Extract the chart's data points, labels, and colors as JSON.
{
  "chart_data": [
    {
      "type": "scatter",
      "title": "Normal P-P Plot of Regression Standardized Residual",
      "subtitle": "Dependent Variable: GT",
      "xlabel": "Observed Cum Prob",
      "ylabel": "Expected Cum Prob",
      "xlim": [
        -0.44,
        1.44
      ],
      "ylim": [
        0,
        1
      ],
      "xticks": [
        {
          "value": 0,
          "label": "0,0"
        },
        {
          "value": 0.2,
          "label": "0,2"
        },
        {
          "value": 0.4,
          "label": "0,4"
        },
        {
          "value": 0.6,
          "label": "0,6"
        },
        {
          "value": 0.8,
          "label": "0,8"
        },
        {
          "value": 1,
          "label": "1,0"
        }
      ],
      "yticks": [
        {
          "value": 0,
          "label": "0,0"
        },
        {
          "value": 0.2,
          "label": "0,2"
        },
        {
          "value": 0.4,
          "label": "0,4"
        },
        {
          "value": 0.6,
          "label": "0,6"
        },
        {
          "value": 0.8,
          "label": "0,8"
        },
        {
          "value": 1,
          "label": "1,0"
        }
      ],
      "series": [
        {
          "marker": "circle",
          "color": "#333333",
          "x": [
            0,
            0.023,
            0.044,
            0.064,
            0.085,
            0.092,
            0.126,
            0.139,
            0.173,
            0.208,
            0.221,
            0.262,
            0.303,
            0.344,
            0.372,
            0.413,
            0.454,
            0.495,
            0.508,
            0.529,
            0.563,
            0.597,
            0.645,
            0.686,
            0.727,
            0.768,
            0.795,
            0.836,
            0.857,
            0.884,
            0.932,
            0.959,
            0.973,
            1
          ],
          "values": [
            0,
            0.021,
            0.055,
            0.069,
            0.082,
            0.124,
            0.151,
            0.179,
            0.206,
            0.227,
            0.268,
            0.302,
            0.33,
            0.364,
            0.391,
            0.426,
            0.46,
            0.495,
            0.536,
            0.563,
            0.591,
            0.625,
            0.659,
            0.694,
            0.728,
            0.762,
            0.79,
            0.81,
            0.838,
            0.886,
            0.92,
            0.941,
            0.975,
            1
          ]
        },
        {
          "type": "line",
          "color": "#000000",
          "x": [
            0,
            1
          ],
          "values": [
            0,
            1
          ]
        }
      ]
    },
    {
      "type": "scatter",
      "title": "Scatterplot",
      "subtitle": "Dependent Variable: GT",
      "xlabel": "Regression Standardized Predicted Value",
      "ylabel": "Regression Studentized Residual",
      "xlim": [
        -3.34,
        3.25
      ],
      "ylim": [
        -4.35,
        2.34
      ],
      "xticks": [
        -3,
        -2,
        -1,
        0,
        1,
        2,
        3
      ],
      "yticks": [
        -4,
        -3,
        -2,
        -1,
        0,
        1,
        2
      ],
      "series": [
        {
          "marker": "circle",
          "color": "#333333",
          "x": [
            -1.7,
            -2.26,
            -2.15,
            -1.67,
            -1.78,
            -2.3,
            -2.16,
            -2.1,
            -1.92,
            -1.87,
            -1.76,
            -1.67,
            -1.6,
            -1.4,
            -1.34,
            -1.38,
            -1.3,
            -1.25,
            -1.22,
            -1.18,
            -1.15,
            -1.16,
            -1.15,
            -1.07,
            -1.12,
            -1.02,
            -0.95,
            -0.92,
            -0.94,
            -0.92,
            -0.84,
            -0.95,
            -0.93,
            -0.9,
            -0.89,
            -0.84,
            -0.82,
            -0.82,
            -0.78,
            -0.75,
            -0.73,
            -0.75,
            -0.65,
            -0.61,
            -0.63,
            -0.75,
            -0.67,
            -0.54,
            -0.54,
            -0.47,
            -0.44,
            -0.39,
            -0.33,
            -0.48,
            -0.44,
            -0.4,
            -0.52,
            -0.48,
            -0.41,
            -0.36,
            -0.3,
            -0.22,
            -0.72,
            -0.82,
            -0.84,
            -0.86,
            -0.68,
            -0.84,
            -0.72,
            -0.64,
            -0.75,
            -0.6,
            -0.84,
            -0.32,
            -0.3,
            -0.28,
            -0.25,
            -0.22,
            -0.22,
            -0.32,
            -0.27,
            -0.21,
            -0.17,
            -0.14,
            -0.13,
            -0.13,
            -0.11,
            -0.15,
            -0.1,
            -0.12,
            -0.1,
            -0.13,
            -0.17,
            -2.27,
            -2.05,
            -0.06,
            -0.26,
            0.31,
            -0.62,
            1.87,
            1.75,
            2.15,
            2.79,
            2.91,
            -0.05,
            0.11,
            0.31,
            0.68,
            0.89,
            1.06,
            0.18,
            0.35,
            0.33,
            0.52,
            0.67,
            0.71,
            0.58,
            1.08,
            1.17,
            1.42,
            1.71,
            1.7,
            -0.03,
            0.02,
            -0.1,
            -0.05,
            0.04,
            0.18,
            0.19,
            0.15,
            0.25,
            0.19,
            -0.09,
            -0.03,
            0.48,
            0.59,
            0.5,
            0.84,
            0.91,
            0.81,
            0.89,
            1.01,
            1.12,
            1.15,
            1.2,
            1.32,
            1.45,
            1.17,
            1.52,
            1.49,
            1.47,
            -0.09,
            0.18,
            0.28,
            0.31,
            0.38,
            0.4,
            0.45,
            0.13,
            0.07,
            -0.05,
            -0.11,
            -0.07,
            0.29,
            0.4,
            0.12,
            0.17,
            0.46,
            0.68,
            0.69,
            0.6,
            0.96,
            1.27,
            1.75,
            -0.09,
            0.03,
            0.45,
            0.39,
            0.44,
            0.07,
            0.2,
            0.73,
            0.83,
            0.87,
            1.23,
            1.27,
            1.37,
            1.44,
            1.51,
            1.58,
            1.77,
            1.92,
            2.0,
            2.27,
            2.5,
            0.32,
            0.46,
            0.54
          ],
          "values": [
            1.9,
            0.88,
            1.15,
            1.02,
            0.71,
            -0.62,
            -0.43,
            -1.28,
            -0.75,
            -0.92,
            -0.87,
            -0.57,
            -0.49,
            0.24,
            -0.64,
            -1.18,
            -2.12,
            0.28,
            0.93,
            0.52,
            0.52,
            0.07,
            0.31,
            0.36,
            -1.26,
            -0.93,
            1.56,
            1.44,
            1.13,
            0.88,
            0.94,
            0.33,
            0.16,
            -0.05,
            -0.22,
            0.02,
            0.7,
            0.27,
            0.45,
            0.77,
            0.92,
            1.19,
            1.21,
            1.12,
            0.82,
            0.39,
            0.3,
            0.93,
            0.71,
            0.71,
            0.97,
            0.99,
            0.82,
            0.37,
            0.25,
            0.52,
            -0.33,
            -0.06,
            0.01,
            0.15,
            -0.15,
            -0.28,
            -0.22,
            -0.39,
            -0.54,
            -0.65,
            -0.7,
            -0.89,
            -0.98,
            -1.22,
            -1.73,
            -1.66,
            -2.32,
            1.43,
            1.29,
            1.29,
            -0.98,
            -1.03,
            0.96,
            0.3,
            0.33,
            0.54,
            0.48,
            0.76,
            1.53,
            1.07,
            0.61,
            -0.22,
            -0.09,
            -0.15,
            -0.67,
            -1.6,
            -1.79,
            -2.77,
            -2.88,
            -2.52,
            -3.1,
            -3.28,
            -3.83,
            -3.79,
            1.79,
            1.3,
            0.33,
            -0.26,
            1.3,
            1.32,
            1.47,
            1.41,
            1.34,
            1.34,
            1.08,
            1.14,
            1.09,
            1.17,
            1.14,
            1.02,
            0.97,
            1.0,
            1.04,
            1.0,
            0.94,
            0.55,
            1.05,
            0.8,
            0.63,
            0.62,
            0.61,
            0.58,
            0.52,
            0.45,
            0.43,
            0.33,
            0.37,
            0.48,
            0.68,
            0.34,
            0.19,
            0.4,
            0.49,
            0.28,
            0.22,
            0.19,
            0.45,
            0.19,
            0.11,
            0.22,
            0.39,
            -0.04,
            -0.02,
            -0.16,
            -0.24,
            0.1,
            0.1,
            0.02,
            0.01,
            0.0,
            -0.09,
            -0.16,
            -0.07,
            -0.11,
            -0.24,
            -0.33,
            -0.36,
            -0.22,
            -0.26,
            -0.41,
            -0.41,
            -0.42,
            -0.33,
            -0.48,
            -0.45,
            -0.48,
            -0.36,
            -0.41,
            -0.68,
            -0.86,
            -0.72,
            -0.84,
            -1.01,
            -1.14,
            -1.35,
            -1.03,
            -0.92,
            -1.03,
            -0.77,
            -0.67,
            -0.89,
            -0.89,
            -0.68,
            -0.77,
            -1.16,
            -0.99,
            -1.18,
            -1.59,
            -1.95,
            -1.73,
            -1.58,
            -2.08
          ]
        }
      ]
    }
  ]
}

* * *

**WRITTEN EXERCISE**
Write only the number of lines in the records that include the word "Residual".

**EXERCISE SOLUTION**
2